Transcribe the whole listing below without changing a word, but leave out every image.

================

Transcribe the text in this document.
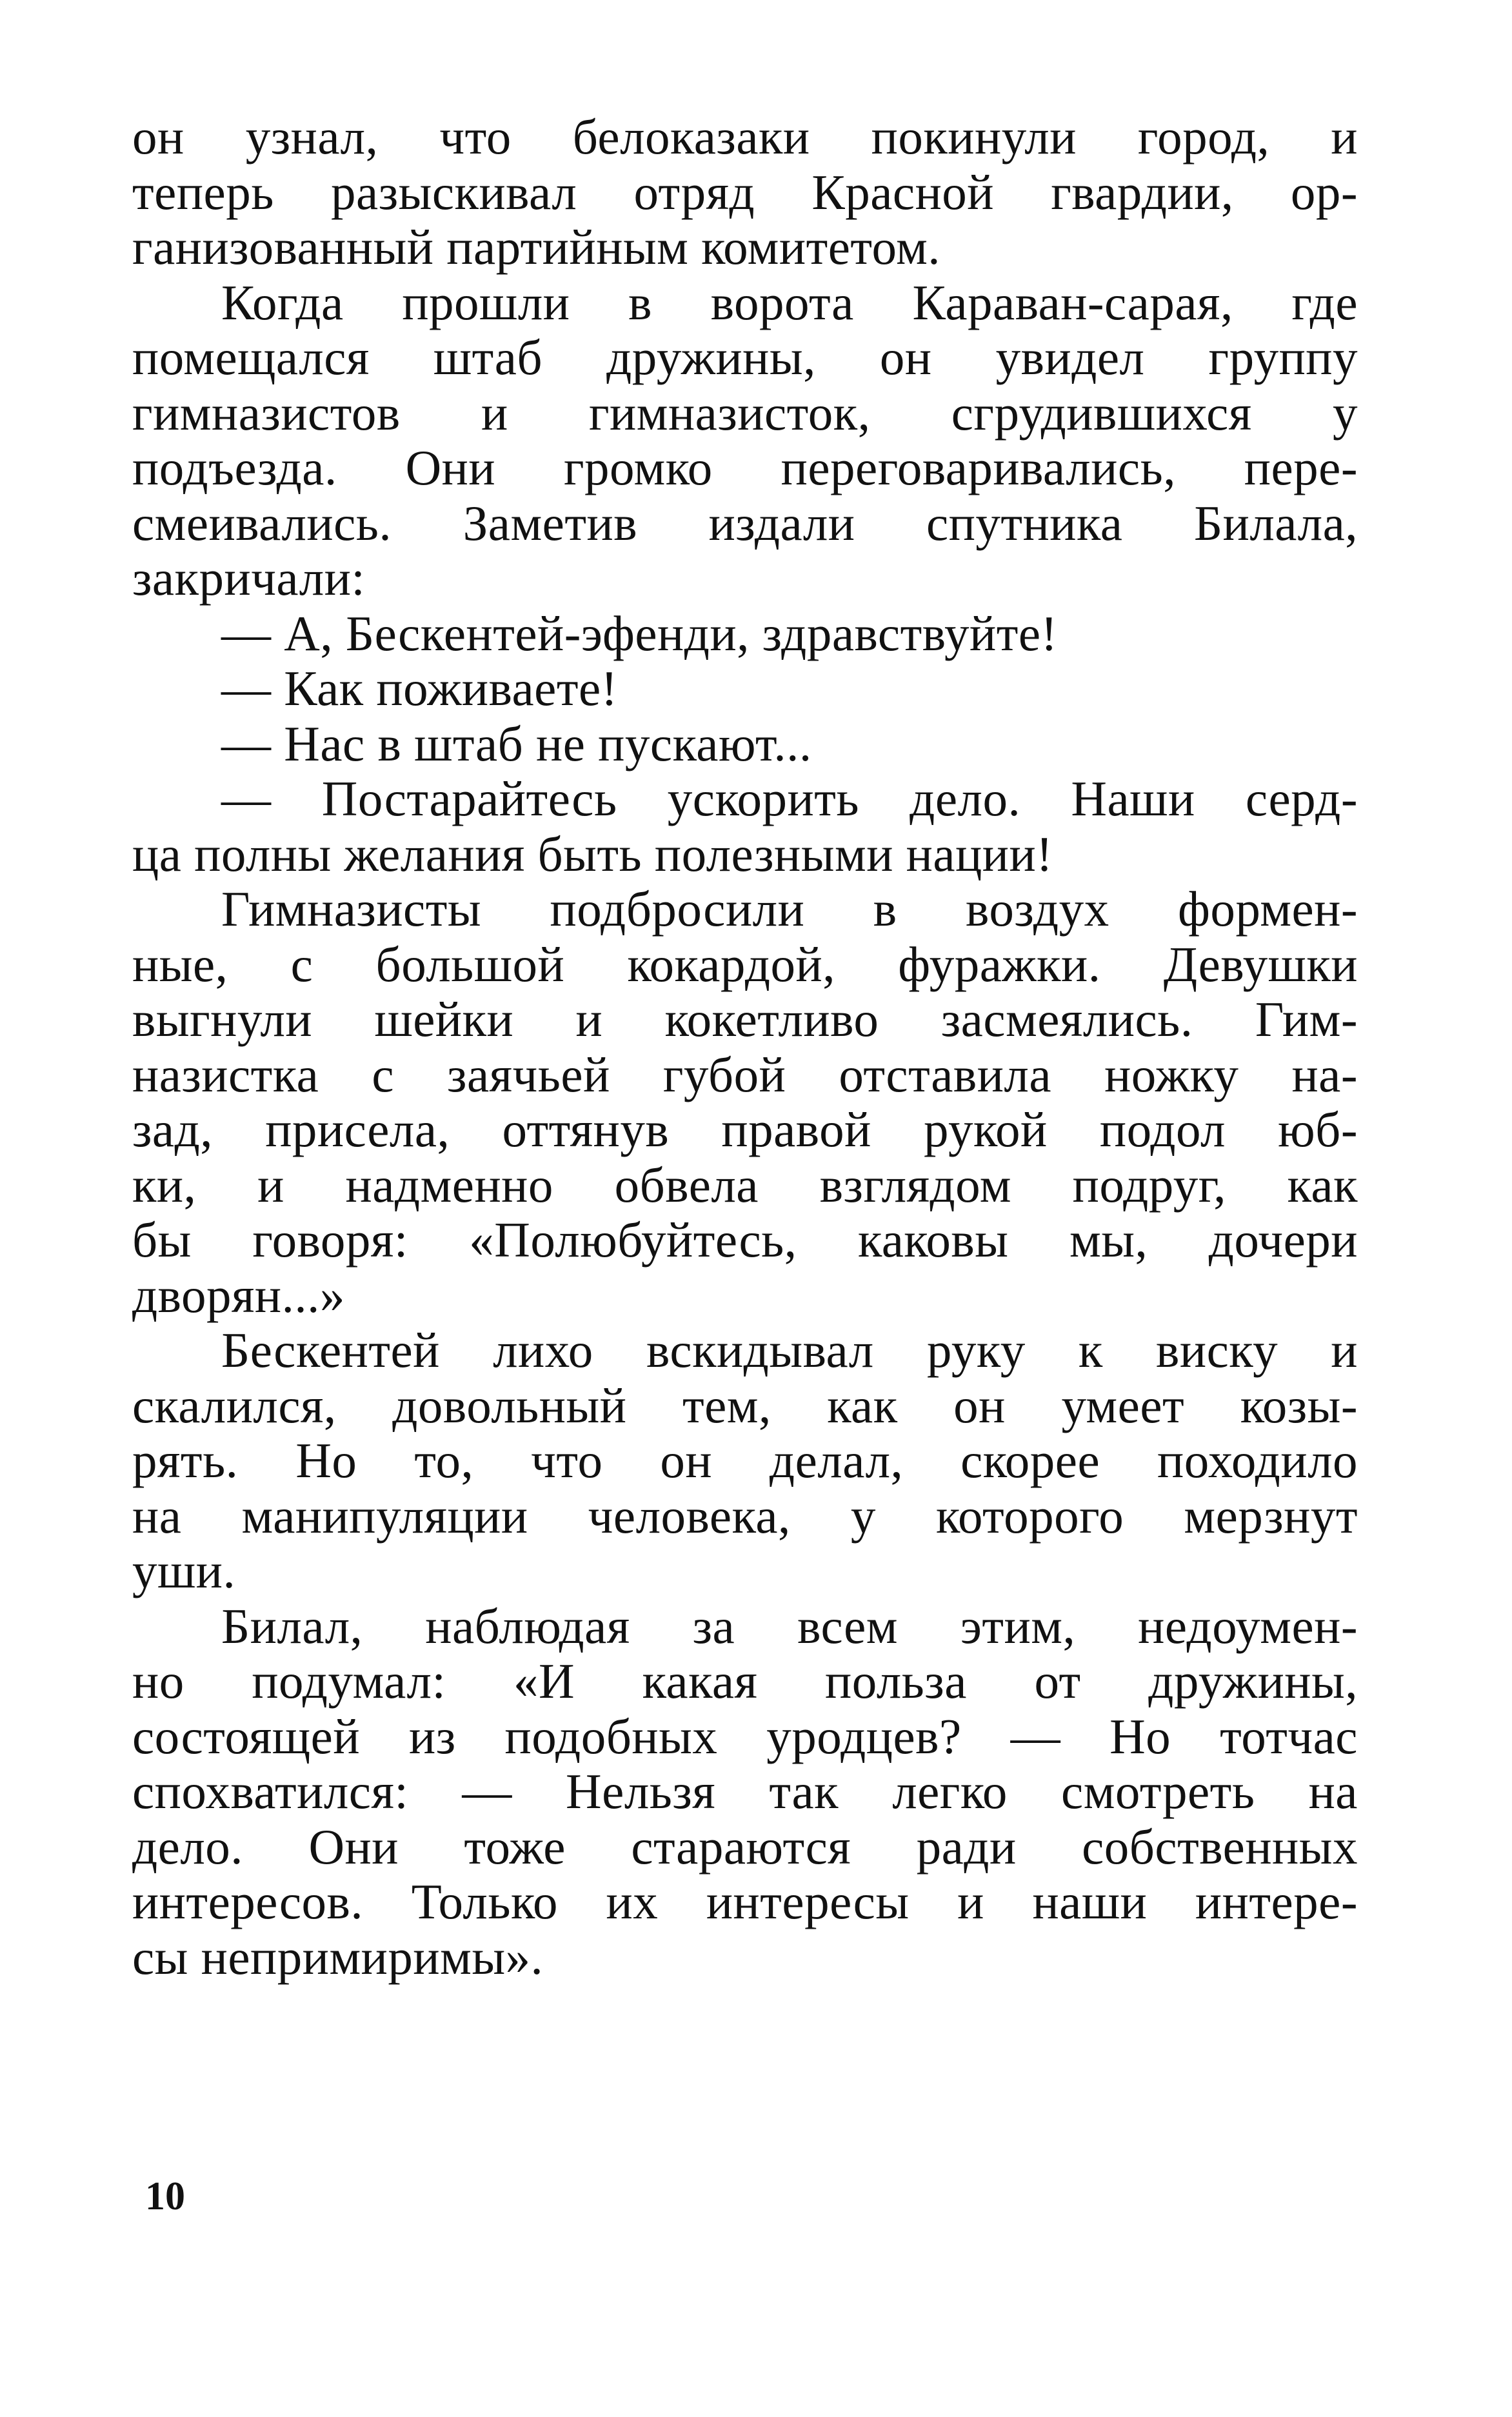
он узнал, что белоказаки покинули город, и
теперь разыскивал отряд Красной гвардии, ор-
ганизованный партийным комитетом.
Когда прошли в ворота Караван-сарая, где
помещался штаб дружины, он увидел группу
гимназистов и гимназисток, сгрудившихся у
подъезда. Они громко переговаривались, пере-
смеивались. Заметив издали спутника Билала,
закричали:
— А, Бескентей-эфенди, здравствуйте!
— Как поживаете!
— Нас в штаб не пускают...
— Постарайтесь ускорить дело. Наши серд-
ца полны желания быть полезными нации!
Гимназисты подбросили в воздух формен-
ные, с большой кокардой, фуражки. Девушки
выгнули шейки и кокетливо засмеялись. Гим-
назистка с заячьей губой отставила ножку на-
зад, присела, оттянув правой рукой подол юб-
ки, и надменно обвела взглядом подруг, как
бы говоря: «Полюбуйтесь, каковы мы, дочери
дворян...»
Бескентей лихо вскидывал руку к виску и
скалился, довольный тем, как он умеет козы-
рять. Но то, что он делал, скорее походило
на манипуляции человека, у которого мерзнут
уши.
Билал, наблюдая за всем этим, недоумен-
но подумал: «И какая польза от дружины,
состоящей из подобных уродцев? — Но тотчас
спохватился: — Нельзя так легко смотреть на
дело. Они тоже стараются ради собственных
интересов. Только их интересы и наши интере-
сы непримиримы».
10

================

### TASK OUTPUT
Transcribe the text in this document.
он узнал, что белоказаки покинули город, и
теперь разыскивал отряд Красной гвардии, ор-
ганизованный партийным комитетом.
Когда прошли в ворота Караван-сарая, где
помещался штаб дружины, он увидел группу
гимназистов и гимназисток, сгрудившихся у
подъезда. Они громко переговаривались, пере-
смеивались. Заметив издали спутника Билала,
закричали:
— А, Бескентей-эфенди, здравствуйте!
— Как поживаете!
— Нас в штаб не пускают...
— Постарайтесь ускорить дело. Наши серд-
ца полны желания быть полезными нации!
Гимназисты подбросили в воздух формен-
ные, с большой кокардой, фуражки. Девушки
выгнули шейки и кокетливо засмеялись. Гим-
назистка с заячьей губой отставила ножку на-
зад, присела, оттянув правой рукой подол юб-
ки, и надменно обвела взглядом подруг, как
бы говоря: «Полюбуйтесь, каковы мы, дочери
дворян...»
Бескентей лихо вскидывал руку к виску и
скалился, довольный тем, как он умеет козы-
рять. Но то, что он делал, скорее походило
на манипуляции человека, у которого мерзнут
уши.
Билал, наблюдая за всем этим, недоумен-
но подумал: «И какая польза от дружины,
состоящей из подобных уродцев? — Но тотчас
спохватился: — Нельзя так легко смотреть на
дело. Они тоже стараются ради собственных
интересов. Только их интересы и наши интере-
сы непримиримы».
10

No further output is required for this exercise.